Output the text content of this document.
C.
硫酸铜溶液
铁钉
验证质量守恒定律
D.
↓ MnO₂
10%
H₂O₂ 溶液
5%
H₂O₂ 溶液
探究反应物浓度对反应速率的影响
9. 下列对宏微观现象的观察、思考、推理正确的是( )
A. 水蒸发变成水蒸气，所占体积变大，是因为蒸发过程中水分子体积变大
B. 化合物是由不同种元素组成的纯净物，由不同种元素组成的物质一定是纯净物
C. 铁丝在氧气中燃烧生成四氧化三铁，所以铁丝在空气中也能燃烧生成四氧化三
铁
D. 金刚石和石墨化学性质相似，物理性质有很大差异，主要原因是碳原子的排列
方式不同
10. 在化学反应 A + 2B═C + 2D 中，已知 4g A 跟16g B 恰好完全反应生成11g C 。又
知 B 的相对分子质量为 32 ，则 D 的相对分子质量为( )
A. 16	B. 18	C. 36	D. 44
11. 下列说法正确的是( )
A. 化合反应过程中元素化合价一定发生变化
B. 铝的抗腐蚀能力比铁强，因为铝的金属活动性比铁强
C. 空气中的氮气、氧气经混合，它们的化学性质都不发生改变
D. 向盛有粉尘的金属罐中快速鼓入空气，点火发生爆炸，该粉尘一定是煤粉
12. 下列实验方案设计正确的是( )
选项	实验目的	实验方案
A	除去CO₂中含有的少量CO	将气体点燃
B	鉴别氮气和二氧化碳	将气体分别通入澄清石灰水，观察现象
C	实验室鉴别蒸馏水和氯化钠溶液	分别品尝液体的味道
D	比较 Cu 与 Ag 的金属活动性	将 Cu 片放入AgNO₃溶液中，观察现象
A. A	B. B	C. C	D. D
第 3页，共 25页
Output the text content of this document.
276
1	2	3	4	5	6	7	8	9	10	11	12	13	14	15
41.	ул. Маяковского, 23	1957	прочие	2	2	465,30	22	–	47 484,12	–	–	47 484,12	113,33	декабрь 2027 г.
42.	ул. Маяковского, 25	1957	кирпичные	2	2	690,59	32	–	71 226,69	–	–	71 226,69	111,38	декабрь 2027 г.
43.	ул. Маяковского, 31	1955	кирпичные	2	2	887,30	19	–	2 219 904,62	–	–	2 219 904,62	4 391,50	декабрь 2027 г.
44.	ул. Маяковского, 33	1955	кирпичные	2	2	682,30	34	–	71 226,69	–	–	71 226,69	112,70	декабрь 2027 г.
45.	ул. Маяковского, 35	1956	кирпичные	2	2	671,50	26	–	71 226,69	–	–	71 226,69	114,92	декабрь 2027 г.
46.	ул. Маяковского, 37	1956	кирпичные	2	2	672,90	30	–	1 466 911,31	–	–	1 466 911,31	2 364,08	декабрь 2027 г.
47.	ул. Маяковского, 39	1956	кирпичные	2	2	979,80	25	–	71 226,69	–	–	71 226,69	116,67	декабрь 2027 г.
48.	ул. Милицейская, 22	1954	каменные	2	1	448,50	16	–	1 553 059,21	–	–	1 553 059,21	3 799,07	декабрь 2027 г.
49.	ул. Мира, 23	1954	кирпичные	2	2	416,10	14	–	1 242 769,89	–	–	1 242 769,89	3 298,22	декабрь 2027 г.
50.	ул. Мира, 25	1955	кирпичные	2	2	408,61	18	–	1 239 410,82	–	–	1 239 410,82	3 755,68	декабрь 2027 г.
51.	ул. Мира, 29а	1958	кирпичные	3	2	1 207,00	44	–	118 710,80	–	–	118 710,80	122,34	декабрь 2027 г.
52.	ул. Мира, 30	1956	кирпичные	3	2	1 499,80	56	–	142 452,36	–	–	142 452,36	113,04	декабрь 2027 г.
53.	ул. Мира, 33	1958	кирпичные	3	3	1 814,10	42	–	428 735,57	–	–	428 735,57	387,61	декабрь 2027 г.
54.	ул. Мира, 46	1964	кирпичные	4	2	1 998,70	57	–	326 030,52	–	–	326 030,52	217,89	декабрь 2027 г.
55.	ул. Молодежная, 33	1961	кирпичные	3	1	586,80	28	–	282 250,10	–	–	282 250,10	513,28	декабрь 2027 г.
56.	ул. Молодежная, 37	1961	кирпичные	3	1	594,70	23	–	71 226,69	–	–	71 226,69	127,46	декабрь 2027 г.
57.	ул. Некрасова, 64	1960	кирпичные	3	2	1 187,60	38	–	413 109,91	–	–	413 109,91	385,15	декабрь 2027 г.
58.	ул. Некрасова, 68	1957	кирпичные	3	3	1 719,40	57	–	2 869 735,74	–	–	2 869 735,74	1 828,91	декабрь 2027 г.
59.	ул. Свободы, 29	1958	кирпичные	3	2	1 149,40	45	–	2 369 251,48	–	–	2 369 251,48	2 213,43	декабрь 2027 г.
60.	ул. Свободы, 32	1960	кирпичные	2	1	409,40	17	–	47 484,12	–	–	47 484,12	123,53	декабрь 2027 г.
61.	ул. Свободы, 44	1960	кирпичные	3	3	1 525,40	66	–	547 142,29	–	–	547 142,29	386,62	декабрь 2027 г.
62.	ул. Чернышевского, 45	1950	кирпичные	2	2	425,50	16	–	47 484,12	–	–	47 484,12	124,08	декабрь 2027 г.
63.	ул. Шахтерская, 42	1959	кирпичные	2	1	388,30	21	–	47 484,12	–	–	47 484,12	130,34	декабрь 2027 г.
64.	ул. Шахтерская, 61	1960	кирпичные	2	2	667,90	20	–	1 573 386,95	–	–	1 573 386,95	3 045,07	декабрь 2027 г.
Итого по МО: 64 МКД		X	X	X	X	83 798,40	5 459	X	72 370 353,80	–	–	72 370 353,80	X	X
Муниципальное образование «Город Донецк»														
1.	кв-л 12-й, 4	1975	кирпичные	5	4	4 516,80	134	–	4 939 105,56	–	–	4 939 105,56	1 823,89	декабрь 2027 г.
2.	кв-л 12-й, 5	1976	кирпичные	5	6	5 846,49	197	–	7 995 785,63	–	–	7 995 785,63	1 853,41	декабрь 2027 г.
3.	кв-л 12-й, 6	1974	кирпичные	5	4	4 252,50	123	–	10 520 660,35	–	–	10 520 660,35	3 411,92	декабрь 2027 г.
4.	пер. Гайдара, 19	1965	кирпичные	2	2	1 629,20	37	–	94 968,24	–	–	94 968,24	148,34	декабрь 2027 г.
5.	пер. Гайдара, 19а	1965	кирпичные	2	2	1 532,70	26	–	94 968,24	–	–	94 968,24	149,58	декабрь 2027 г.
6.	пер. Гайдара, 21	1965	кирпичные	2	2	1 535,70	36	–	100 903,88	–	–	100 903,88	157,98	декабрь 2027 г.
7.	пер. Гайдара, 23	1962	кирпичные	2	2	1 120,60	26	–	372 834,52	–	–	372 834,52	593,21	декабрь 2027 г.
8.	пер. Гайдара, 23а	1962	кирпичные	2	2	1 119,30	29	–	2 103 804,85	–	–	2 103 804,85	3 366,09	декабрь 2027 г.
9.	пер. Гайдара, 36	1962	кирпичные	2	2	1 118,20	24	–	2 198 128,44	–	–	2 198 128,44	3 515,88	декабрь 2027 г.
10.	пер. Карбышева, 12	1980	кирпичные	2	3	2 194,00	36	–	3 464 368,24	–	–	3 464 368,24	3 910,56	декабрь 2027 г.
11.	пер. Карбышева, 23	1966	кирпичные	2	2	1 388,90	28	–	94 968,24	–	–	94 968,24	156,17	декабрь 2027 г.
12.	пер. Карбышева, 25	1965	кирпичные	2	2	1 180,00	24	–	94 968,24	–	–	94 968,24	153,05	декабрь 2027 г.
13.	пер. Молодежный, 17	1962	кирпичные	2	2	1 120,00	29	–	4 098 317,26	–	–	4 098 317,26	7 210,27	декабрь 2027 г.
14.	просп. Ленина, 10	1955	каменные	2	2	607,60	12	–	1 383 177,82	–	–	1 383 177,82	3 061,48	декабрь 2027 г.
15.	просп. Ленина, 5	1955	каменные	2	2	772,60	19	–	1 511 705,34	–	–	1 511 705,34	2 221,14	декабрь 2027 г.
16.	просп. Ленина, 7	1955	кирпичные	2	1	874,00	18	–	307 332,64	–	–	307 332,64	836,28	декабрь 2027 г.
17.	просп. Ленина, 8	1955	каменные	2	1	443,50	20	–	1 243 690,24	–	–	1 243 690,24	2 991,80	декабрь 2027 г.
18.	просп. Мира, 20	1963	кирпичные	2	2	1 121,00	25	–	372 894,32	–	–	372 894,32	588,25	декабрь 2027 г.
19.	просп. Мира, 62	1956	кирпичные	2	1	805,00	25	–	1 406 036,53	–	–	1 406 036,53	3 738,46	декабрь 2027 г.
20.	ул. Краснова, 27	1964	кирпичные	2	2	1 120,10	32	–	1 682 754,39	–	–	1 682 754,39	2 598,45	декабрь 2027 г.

--------------------------------

§ GIVEN PROBLEM:
Check each line of the records above for the string "Карбышева", and report every line that has it.

§ EXPECTED OUTPUT:
10.	пер. Карбышева, 12	1980	кирпичные	2	3	2 194,00	36	–	3 464 368,24	–	–	3 464 368,24	3 910,56	декабрь 2027 г.
11.	пер. Карбышева, 23	1966	кирпичные	2	2	1 388,90	28	–	94 968,24	–	–	94 968,24	156,17	декабрь 2027 г.
12.	пер. Карбышева, 25	1965	кирпичные	2	2	1 180,00	24	–	94 968,24	–	–	94 968,24	153,05	декабрь 2027 г.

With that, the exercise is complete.